---- Provided entries
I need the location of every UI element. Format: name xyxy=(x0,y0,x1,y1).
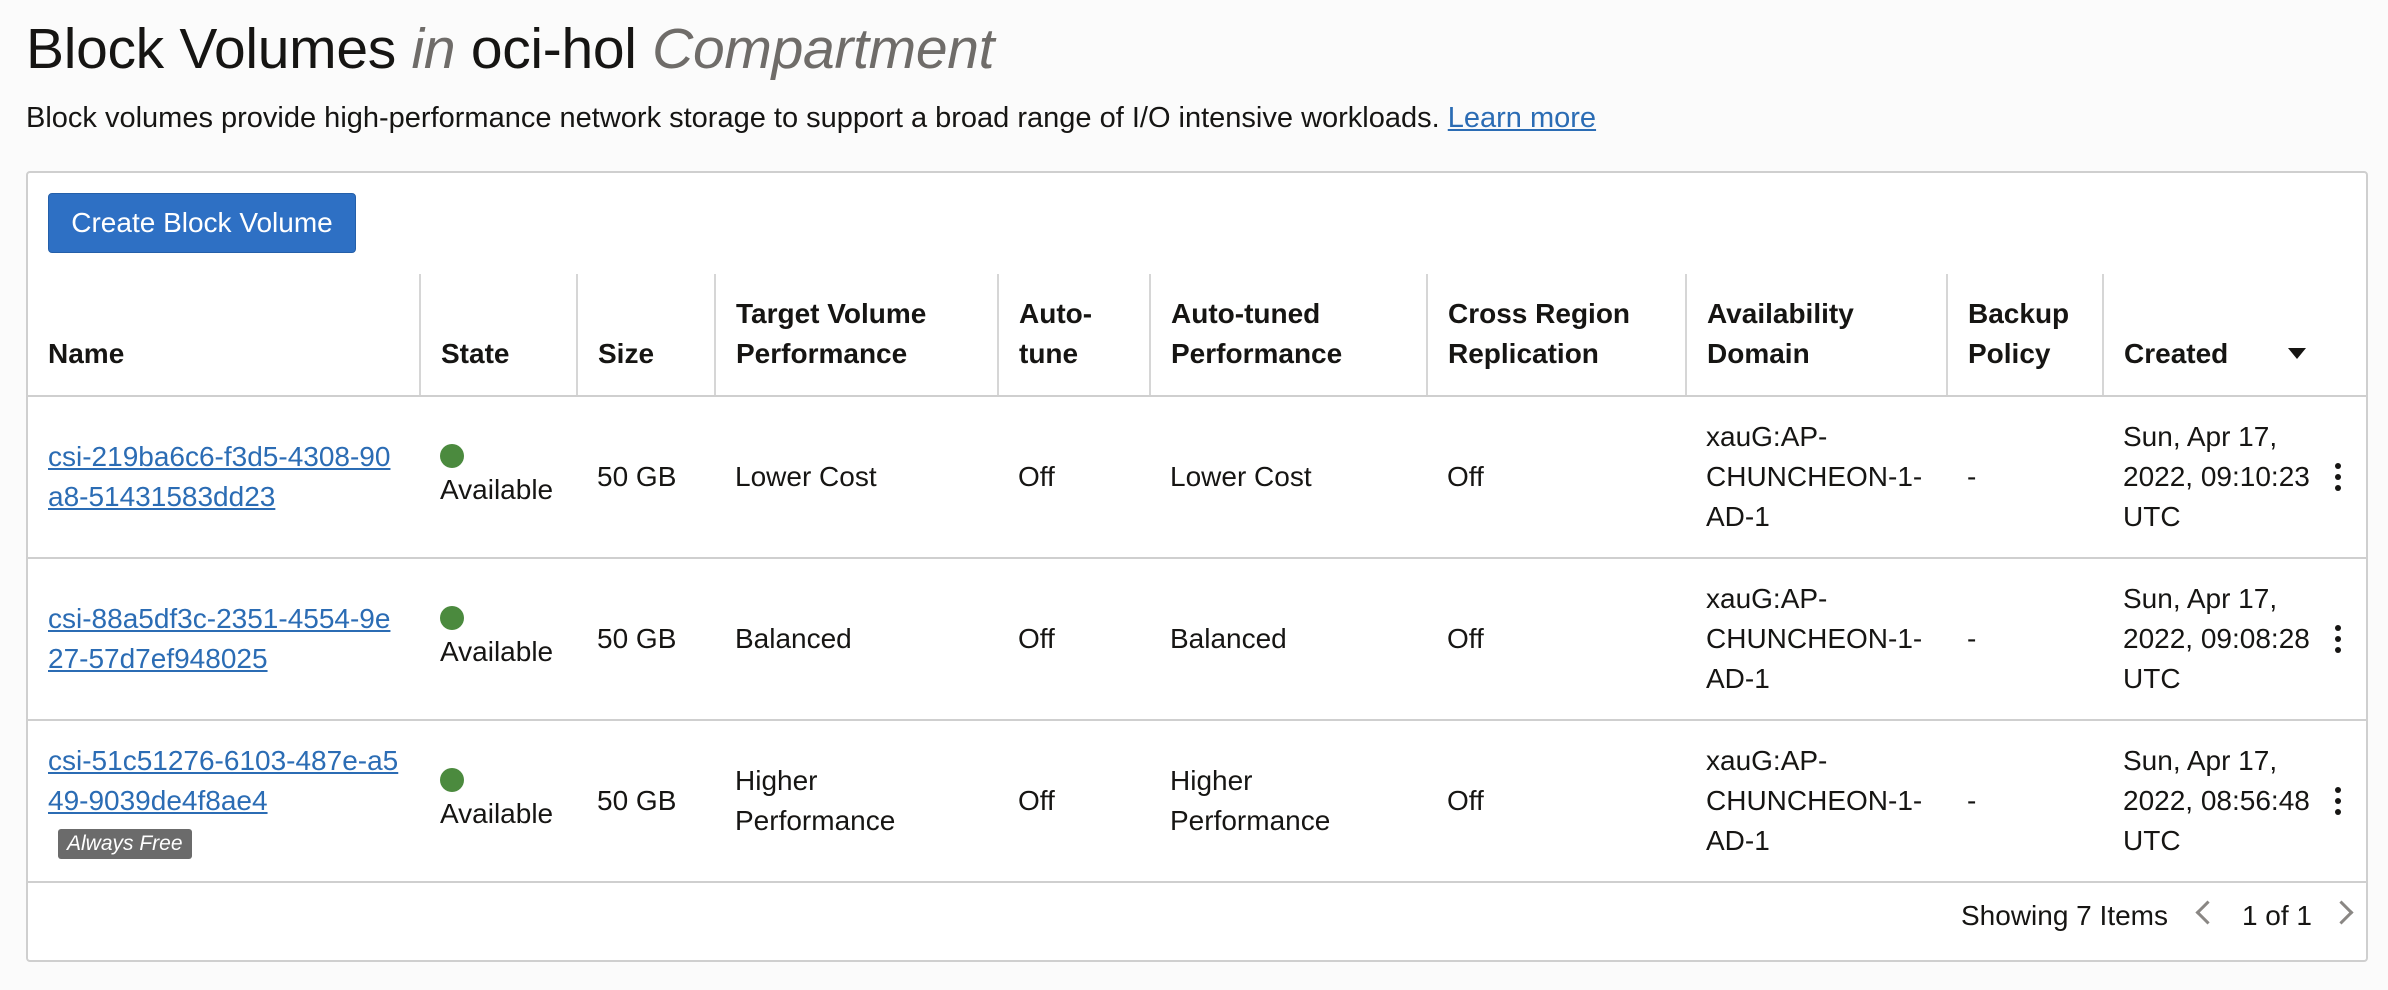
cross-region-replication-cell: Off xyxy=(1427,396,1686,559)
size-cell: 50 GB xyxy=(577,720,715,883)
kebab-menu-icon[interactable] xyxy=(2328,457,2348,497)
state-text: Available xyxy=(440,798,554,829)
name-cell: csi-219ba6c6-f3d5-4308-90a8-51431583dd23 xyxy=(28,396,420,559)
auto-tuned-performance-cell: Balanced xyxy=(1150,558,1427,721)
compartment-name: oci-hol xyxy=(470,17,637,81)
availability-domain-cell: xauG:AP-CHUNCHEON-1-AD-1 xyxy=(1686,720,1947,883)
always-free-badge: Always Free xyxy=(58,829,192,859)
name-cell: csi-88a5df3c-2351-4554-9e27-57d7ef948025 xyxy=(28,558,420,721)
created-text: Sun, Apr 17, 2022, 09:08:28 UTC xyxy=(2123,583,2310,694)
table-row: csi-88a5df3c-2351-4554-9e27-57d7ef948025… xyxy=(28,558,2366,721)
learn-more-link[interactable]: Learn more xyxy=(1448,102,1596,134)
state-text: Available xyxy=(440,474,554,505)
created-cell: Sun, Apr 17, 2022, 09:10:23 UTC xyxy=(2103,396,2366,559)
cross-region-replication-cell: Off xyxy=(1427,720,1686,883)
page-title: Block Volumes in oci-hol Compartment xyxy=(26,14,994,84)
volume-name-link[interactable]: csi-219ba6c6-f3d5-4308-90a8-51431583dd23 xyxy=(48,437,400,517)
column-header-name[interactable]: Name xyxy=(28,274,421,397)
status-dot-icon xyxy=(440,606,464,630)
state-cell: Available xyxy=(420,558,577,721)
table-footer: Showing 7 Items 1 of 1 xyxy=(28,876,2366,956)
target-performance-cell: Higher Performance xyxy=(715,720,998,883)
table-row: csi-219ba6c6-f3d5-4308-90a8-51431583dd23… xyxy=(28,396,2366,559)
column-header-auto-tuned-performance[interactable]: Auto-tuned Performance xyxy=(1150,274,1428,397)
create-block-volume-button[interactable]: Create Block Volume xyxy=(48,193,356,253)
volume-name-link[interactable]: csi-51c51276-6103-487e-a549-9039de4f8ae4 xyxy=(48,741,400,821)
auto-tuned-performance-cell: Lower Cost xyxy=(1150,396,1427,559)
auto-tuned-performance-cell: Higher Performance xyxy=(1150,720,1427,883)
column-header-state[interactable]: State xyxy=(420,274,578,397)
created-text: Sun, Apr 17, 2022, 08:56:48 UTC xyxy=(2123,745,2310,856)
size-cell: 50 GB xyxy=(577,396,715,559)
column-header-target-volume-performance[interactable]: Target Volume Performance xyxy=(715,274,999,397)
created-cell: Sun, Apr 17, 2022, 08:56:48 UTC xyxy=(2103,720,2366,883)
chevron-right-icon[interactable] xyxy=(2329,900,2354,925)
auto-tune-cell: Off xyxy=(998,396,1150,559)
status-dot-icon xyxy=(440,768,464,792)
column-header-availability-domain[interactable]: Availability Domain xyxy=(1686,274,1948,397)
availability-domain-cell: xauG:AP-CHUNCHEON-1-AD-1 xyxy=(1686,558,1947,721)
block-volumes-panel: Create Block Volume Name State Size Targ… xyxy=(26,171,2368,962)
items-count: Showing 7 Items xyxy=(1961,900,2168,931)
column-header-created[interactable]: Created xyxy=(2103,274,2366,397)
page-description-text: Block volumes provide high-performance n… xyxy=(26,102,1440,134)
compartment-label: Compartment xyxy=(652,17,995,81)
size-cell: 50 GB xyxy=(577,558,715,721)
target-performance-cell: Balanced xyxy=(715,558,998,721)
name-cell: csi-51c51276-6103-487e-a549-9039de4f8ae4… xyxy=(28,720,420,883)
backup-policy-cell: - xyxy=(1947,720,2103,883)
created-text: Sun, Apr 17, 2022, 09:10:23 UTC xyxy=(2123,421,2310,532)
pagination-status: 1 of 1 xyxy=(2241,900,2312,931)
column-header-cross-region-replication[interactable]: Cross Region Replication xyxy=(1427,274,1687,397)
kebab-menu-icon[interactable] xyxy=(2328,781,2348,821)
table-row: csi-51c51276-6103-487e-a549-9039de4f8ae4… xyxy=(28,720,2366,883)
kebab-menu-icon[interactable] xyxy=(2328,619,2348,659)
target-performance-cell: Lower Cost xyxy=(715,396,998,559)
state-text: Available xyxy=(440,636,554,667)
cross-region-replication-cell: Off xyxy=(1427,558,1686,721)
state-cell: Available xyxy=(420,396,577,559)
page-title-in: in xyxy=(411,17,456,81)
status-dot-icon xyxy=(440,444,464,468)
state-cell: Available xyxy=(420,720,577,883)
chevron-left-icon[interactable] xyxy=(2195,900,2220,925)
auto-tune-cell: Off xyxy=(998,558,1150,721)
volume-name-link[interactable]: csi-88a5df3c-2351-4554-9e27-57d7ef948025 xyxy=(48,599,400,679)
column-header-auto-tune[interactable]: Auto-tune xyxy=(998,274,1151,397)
--------
Requirement
Copy out the lines of the data word for word, starting at the line that contains "cross-region-replication-cell: Off xyxy=(1427,396,1686,559)" and ending at the line that contains "created-text: Sun, Apr 17, 2022, 09:08:28".

Exercise output
cross-region-replication-cell: Off xyxy=(1427,396,1686,559)
size-cell: 50 GB xyxy=(577,720,715,883)
kebab-menu-icon[interactable] xyxy=(2328,457,2348,497)
state-text: Available xyxy=(440,798,554,829)
name-cell: csi-219ba6c6-f3d5-4308-90a8-51431583dd23 xyxy=(28,396,420,559)
auto-tuned-performance-cell: Balanced xyxy=(1150,558,1427,721)
compartment-name: oci-hol xyxy=(470,17,637,81)
availability-domain-cell: xauG:AP-CHUNCHEON-1-AD-1 xyxy=(1686,720,1947,883)
always-free-badge: Always Free xyxy=(58,829,192,859)
name-cell: csi-88a5df3c-2351-4554-9e27-57d7ef948025 xyxy=(28,558,420,721)
created-text: Sun, Apr 17, 2022, 09:08:28 UTC xyxy=(2123,583,2310,694)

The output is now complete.